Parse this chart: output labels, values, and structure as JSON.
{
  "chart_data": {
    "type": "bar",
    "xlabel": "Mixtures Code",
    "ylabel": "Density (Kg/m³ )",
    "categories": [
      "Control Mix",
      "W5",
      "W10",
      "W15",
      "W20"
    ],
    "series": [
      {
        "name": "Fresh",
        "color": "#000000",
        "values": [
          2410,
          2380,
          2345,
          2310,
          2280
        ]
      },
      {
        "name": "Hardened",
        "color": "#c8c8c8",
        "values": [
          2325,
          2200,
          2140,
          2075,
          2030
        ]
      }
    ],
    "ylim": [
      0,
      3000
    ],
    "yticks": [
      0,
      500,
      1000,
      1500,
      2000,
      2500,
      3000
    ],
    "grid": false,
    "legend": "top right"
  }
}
-.-.-
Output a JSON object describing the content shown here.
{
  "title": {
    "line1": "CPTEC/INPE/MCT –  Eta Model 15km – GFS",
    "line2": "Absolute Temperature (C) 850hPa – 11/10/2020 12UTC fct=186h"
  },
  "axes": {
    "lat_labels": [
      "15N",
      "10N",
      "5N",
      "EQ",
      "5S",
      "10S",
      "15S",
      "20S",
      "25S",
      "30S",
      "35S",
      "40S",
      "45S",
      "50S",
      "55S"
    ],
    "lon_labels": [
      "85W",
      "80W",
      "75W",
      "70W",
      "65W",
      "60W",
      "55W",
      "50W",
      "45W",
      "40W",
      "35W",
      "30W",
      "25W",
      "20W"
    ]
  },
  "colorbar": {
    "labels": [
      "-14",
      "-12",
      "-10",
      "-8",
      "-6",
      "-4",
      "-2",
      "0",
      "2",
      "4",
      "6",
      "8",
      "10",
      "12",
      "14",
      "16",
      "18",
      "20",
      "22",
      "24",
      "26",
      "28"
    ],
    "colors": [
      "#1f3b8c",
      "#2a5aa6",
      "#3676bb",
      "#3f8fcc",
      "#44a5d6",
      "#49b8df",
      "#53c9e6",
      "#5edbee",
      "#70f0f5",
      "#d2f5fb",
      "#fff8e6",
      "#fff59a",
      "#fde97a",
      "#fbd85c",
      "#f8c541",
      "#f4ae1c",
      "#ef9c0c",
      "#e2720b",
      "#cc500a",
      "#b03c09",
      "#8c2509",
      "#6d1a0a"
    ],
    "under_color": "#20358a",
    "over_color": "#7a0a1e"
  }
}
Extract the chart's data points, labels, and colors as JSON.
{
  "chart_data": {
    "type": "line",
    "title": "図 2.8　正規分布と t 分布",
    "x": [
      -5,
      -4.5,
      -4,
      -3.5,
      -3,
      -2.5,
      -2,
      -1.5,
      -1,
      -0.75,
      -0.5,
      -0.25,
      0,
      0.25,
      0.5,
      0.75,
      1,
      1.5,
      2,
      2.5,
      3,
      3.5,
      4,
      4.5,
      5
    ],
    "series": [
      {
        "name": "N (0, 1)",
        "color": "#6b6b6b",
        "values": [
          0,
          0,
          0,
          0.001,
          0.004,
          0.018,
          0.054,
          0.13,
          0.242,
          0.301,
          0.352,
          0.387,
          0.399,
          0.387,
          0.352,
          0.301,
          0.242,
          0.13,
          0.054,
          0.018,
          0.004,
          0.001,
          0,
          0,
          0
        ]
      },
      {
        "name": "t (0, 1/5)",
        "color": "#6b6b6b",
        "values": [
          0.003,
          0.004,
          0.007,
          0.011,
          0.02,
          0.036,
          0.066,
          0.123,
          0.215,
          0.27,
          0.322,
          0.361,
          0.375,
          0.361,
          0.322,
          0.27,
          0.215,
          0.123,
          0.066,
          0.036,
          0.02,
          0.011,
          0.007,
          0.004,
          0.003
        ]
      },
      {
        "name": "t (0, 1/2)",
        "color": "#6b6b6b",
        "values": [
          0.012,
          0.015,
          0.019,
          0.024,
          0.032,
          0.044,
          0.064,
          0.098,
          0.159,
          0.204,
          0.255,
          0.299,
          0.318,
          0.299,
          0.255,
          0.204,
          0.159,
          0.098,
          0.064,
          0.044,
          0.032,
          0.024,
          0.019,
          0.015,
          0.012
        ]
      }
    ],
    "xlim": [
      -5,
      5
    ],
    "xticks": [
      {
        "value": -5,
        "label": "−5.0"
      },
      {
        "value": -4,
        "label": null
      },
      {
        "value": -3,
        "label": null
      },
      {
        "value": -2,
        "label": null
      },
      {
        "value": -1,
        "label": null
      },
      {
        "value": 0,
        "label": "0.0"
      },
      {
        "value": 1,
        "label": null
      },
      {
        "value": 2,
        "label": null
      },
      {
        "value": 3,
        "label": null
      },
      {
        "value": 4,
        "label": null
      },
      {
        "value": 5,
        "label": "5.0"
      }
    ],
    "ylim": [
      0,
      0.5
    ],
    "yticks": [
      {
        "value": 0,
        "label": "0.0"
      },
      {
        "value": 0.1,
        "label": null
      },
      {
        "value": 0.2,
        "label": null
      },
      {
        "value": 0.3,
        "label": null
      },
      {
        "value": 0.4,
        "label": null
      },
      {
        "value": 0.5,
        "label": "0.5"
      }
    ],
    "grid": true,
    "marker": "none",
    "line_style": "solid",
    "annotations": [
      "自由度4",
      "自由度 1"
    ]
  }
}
-.-.-
• **Set problem**
Find how many lines in the listing contain the word "name" and give that count alone.

• **Result for this task**
5